PROBLEMS AND TASKS:
a – According to the page text about the Beatles' 1964 Washington concert, how many people saw the band perform at the Washington Coliseum?
b – Carry on the account of the Beatles' 1964 Washington visit, picking up after its last sentence.

PAGE TEXT:
━━━━━━━━━━━━━━━━
On Feb. 11, 1964, Beatlemania blasted Washington - all shrieks and Arthur haircuts and songs that nobody could quite make out.

Two nights after a hysteria-inducing appearance on "The Ed Sullivan Show," the Beatles played their first U.S. concert at the Washington Coliseum, just north of Union Station.

With "I Want to Hold Your Hand" sitting atop the American Billboard chart, 8,092 people witnessed a dozen songs performed by the band that changed everything.

Bruce Spizer, author of seven Beatles books, says the concert at the long-defunct Coliseum (now a covered parking garage) "was one of the most exciting live performances the Beatles ever gave." Apple's iTunes is streaming the concert free of charge.

With Paul McCartney returning to Washington this weekend to receive the Kennedy Center Honors, here's the tale of the 1964 visit, as told by some of the people who lived it - including Sir Paul, who spoke to us last week from London.

John B. Lynn, son of Harry Lynn, who owned the Coliseum: My father got the call asking if he'd be interested in having the Beatles. He, of course, had never heard of them. But he said yes. He brought home a box of Beatles albums and singles to give out, and my brother and I became the most popular people in school.

Paul McCartney: We'd seen a lot of British stars come back from America with their tails between their legs. We made a promise to ourselves to not go until we had a No. 1. We were so excited to be madly popular in America, which was to us the Holy Grail because every shred of music we ever loved came from there. It was euphoric, and now we were heading to Washington on the train, which was very glamorous. And to cap it off, there was that beautiful snow.
━━━━━━━━━━━━━━━━
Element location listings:
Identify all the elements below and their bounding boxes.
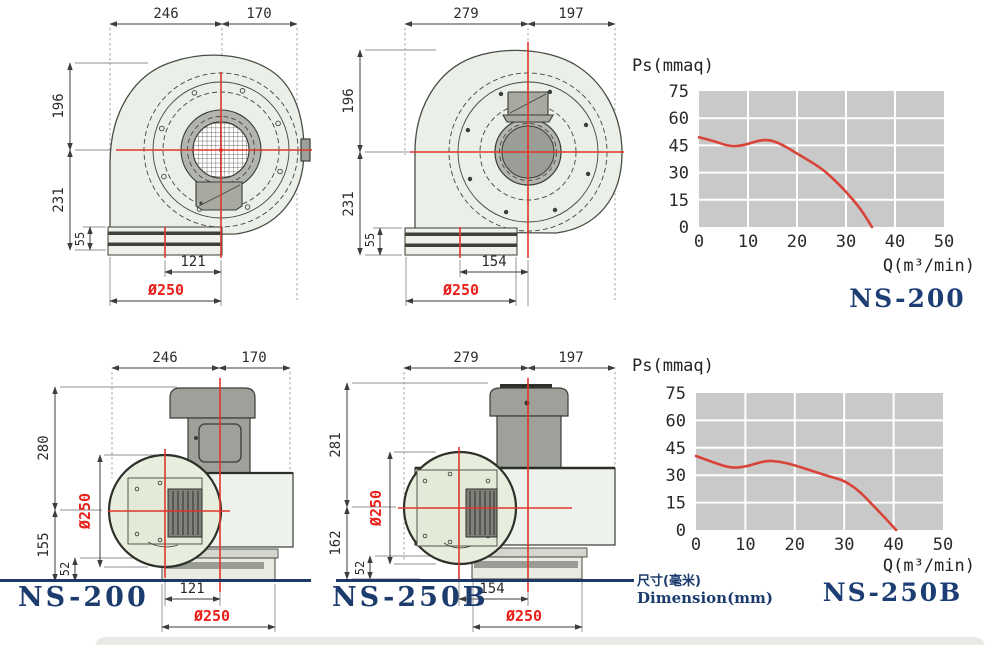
y-tick-label: 0 xyxy=(679,218,689,238)
motor-body xyxy=(496,415,562,469)
chart-title-ns200: NS-200 xyxy=(849,284,966,313)
ground-line-right xyxy=(336,579,634,582)
dim-label: 121 xyxy=(179,581,204,597)
performance-curve xyxy=(694,454,898,532)
performance-curve xyxy=(697,135,874,229)
dim-label: 281 xyxy=(328,432,344,457)
dim-label: 155 xyxy=(36,532,52,557)
drawing-ns200-front: 246 170 196 231 55 xyxy=(51,6,312,306)
x-tick-label: 0 xyxy=(691,535,701,555)
dim-label: 55 xyxy=(363,233,377,247)
x-tick-label: 20 xyxy=(787,232,807,252)
dim-label: 162 xyxy=(328,530,344,555)
y-tick-label: 60 xyxy=(669,109,689,129)
y-tick-label: 60 xyxy=(666,411,686,431)
chart-x-axis-label: Q(m³/min) xyxy=(882,256,975,276)
dim-label: 170 xyxy=(246,6,271,22)
dim-label: 279 xyxy=(453,6,478,22)
performance-chart-ns200: 0 10 20 30 40 50 0 15 30 45 60 75 xyxy=(669,82,955,252)
y-tick-label: 75 xyxy=(669,82,689,102)
dim-label: 197 xyxy=(558,6,583,22)
bolt-holes xyxy=(465,89,591,215)
y-tick-label: 30 xyxy=(666,466,686,486)
dim-label: 55 xyxy=(73,232,87,246)
impeller xyxy=(167,488,203,538)
dim-label-diameter: Ø250 xyxy=(76,493,94,530)
dim-label: 231 xyxy=(341,191,357,216)
x-tick-label: 50 xyxy=(933,535,953,555)
x-tick-label: 40 xyxy=(883,535,903,555)
footer-bar xyxy=(95,637,985,645)
drawing-label-ns250b: NS-250B xyxy=(332,582,489,613)
motor-cap xyxy=(169,387,256,419)
dim-label: 196 xyxy=(51,93,67,118)
dim-label: 52 xyxy=(58,562,72,576)
dim-label: 246 xyxy=(152,350,177,366)
chart-title-ns250b: NS-250B xyxy=(822,578,963,607)
chart-y-axis-label: Ps(mmaq) xyxy=(632,356,714,376)
dim-label-diameter: Ø250 xyxy=(193,607,230,625)
x-tick-label: 10 xyxy=(738,232,758,252)
x-tick-label: 40 xyxy=(885,232,905,252)
dim-label: 231 xyxy=(51,187,67,212)
dimension-note-en: Dimension(mm) xyxy=(637,589,774,607)
plot-area xyxy=(696,393,943,530)
dimension-note-cn: 尺寸(毫米) xyxy=(637,574,701,589)
x-tick-label: 10 xyxy=(735,535,755,555)
dim-label-diameter: Ø250 xyxy=(367,490,385,527)
dim-label: 52 xyxy=(353,561,367,575)
drawing-label-ns200: NS-200 xyxy=(18,582,149,613)
y-tick-label: 45 xyxy=(666,439,686,459)
drawing-ns250b-side: 279 197 281 162 52 Ø250 xyxy=(328,350,616,632)
x-tick-label: 0 xyxy=(694,232,704,252)
dim-label: 121 xyxy=(180,254,205,270)
dim-label: 154 xyxy=(481,254,506,270)
drawing-ns200-side: 246 170 280 155 52 Ø250 xyxy=(36,350,294,632)
x-tick-label: 20 xyxy=(785,535,805,555)
dim-label: 154 xyxy=(479,581,504,597)
x-tick-label: 30 xyxy=(834,535,854,555)
dim-label-diameter: Ø250 xyxy=(442,281,479,299)
dim-label: 280 xyxy=(36,435,52,460)
x-tick-label: 30 xyxy=(836,232,856,252)
dim-label: 279 xyxy=(453,350,478,366)
dimension-note: 尺寸(毫米) Dimension(mm) xyxy=(637,570,773,607)
y-tick-label: 15 xyxy=(669,191,689,211)
y-tick-label: 0 xyxy=(676,521,686,541)
plot-area xyxy=(699,91,944,227)
impeller xyxy=(465,488,498,538)
drawing-ns250b-front: 279 197 196 231 55 xyxy=(341,6,624,306)
dim-label: 170 xyxy=(241,350,266,366)
y-tick-label: 15 xyxy=(666,494,686,514)
dim-label: 197 xyxy=(558,350,583,366)
ground-line-left xyxy=(0,579,311,582)
performance-chart-ns250b: 0 10 20 30 40 50 0 15 30 45 60 75 xyxy=(666,384,954,555)
dim-label: 196 xyxy=(341,88,357,113)
dim-label-diameter: Ø250 xyxy=(505,607,542,625)
chart-x-axis-label: Q(m³/min) xyxy=(882,556,975,576)
dim-label: 246 xyxy=(153,6,178,22)
base-duct xyxy=(404,227,518,256)
dim-label-diameter: Ø250 xyxy=(147,281,184,299)
y-tick-label: 45 xyxy=(669,136,689,156)
chart-y-axis-label: Ps(mmaq) xyxy=(632,56,714,76)
y-tick-label: 30 xyxy=(669,164,689,184)
x-tick-label: 50 xyxy=(934,232,954,252)
y-tick-label: 75 xyxy=(666,384,686,404)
━━━━━━━━━━━━━━━━
RESPONSES BY TASK:
a – 8,092 people saw the concert.

b –
Bill Eppridge, former contract photographer for Life magazine: We were going to fly down from New York, but a big snowstorm hit Washington. The Beatles reserved a couple of cars on the train and got tickets for the press traveling with them. I couldn't have had a better time. We all liked them. They were always looking for something to do. They had a race up and down the car, and two of them went up and over the seats and two of them crawled in the baggage racks. And then they grabbed the waiters' uniforms and served drinks.

Lynn: My father wasn't in the habit of meeting his acts when they arrived in town. But he met the Beatles. He didn't expect the crowd - especially on a snowy day.

McCartney: It was unbelievable, a great sort of validation of the whole thing. It was like: "Yeah, look! Everywhere we're going in America, it's happening!"

Tommy Roe, "Sheila" singer: In 1963, I was booked in England with Chris Montez, and the Beatles were a featured act on our tour. It was like Elvis Presley all over again. Brian Epstein, the Beatles' manager, had called my manager and put me on the Washington, D.C., show. I was really happy to do the show with them. We were all staying at the Shoreham Hotel, and I tried to hang out with the boys there, but it was pandemonium.

Al Gore, former vice president: The incredible phenomenon built on itself. The Ed Sullivan appearance just prior to their arrival in Washington was electrifying. We could scarcely believe the Beatles were coming to D.C.